Prompt: Every record below should be written out exactly; pictures stay out.

Provided material:
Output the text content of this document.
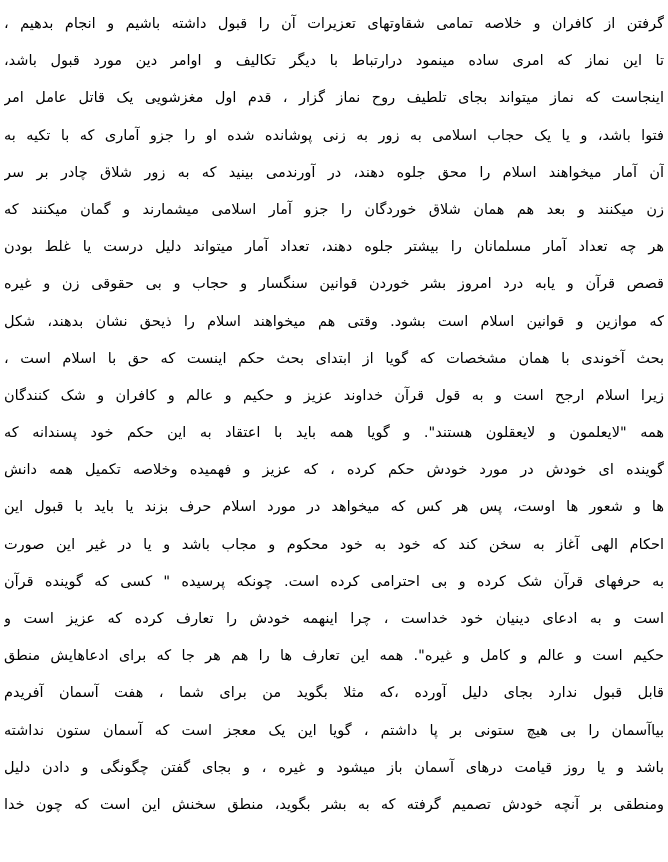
گرفتن از کافران و خلاصه تمامی شقاوتهای تعزیرات آن را قبول داشته باشیم و انجام بدهیم ،
تا این نماز که امری ساده مینمود درارتباط با دیگر تکالیف و اوامر دین مورد قبول باشد،
اینجاست که نماز میتواند بجای تلطیف روح نماز گزار ، قدم اول مغزشویی یک قاتل عامل امر
فتوا باشد، و یا یک حجاب اسلامی به زور به زنی پوشانده شده او را جزو آماری که با تکیه به
آن آمار میخواهند اسلام را محق جلوه دهند، در آورندمی بینید که به زور شلاق چادر بر سر
زن میکنند و بعد هم همان شلاق خوردگان را جزو آمار اسلامی میشمارند و گمان میکنند که
هر چه تعداد آمار مسلمانان را بیشتر جلوه دهند، تعداد آمار میتواند دلیل درست یا غلط بودن
قصص قرآن و یابه درد امروز بشر خوردن قوانین سنگسار و حجاب و بی حقوقی زن و غیره
که موازین و قوانین اسلام است بشود. وقتی هم میخواهند اسلام را ذیحق نشان بدهند، شکل
بحث آخوندی با همان مشخصات که گویا از ابتدای بحث حکم اینست که حق با اسلام است ،
زیرا اسلام ارجح است و به قول قرآن خداوند عزیز و حکیم و عالم و کافران و شک کنندگان
همه "لایعلمون و لایعقلون هستند". و گویا همه باید با اعتقاد به این حکم خود پسندانه که
گوینده ای خودش در مورد خودش حکم کرده ، که عزیز و فهمیده وخلاصه تکمیل همه دانش
ها و شعور ها اوست، پس هر کس که میخواهد در مورد اسلام حرف بزند یا باید با قبول این
احکام الهی آغاز به سخن کند که خود به خود محکوم و مجاب باشد و یا در غیر این صورت
به حرفهای قرآن شک کرده و بی احترامی کرده است. چونکه پرسیده " کسی که گوینده قرآن
است و به ادعای دینیان خود خداست ، چرا اینهمه خودش را تعارف کرده که عزیز است و
حکیم است و عالم و کامل و غیره". همه این تعارف ها را هم هر جا که برای ادعاهایش منطق
قابل قبول ندارد بجای دلیل آورده ،که مثلا بگوید من برای شما ، هفت آسمان آفریدم
بیاآسمان را بی هیچ ستونی بر پا داشتم ، گویا این یک معجز است که آسمان ستون نداشته
باشد و یا روز قیامت درهای آسمان باز میشود و غیره ، و بجای گفتن چگونگی و دادن دلیل
ومنطقی بر آنچه خودش تصمیم گرفته که به بشر بگوید، منطق سخنش این است که چون خدا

Correct result:
Output the text content of this document.
گرفتن از کافران و خلاصه تمامی شقاوتهای تعزیرات آن را قبول داشته باشیم و انجام بدهیم ،
تا این نماز که امری ساده مینمود درارتباط با دیگر تکالیف و اوامر دین مورد قبول باشد،
اینجاست که نماز میتواند بجای تلطیف روح نماز گزار ، قدم اول مغزشویی یک قاتل عامل امر
فتوا باشد، و یا یک حجاب اسلامی به زور به زنی پوشانده شده او را جزو آماری که با تکیه به
آن آمار میخواهند اسلام را محق جلوه دهند، در آورندمی بینید که به زور شلاق چادر بر سر
زن میکنند و بعد هم همان شلاق خوردگان را جزو آمار اسلامی میشمارند و گمان میکنند که
هر چه تعداد آمار مسلمانان را بیشتر جلوه دهند، تعداد آمار میتواند دلیل درست یا غلط بودن
قصص قرآن و یابه درد امروز بشر خوردن قوانین سنگسار و حجاب و بی حقوقی زن و غیره
که موازین و قوانین اسلام است بشود. وقتی هم میخواهند اسلام را ذیحق نشان بدهند، شکل
بحث آخوندی با همان مشخصات که گویا از ابتدای بحث حکم اینست که حق با اسلام است ،
زیرا اسلام ارجح است و به قول قرآن خداوند عزیز و حکیم و عالم و کافران و شک کنندگان
همه "لایعلمون و لایعقلون هستند". و گویا همه باید با اعتقاد به این حکم خود پسندانه که
گوینده ای خودش در مورد خودش حکم کرده ، که عزیز و فهمیده وخلاصه تکمیل همه دانش
ها و شعور ها اوست، پس هر کس که میخواهد در مورد اسلام حرف بزند یا باید با قبول این
احکام الهی آغاز به سخن کند که خود به خود محکوم و مجاب باشد و یا در غیر این صورت
به حرفهای قرآن شک کرده و بی احترامی کرده است. چونکه پرسیده " کسی که گوینده قرآن
است و به ادعای دینیان خود خداست ، چرا اینهمه خودش را تعارف کرده که عزیز است و
حکیم است و عالم و کامل و غیره". همه این تعارف ها را هم هر جا که برای ادعاهایش منطق
قابل قبول ندارد بجای دلیل آورده ،که مثلا بگوید من برای شما ، هفت آسمان آفریدم
بیاآسمان را بی هیچ ستونی بر پا داشتم ، گویا این یک معجز است که آسمان ستون نداشته
باشد و یا روز قیامت درهای آسمان باز میشود و غیره ، و بجای گفتن چگونگی و دادن دلیل
ومنطقی بر آنچه خودش تصمیم گرفته که به بشر بگوید، منطق سخنش این است که چون خدا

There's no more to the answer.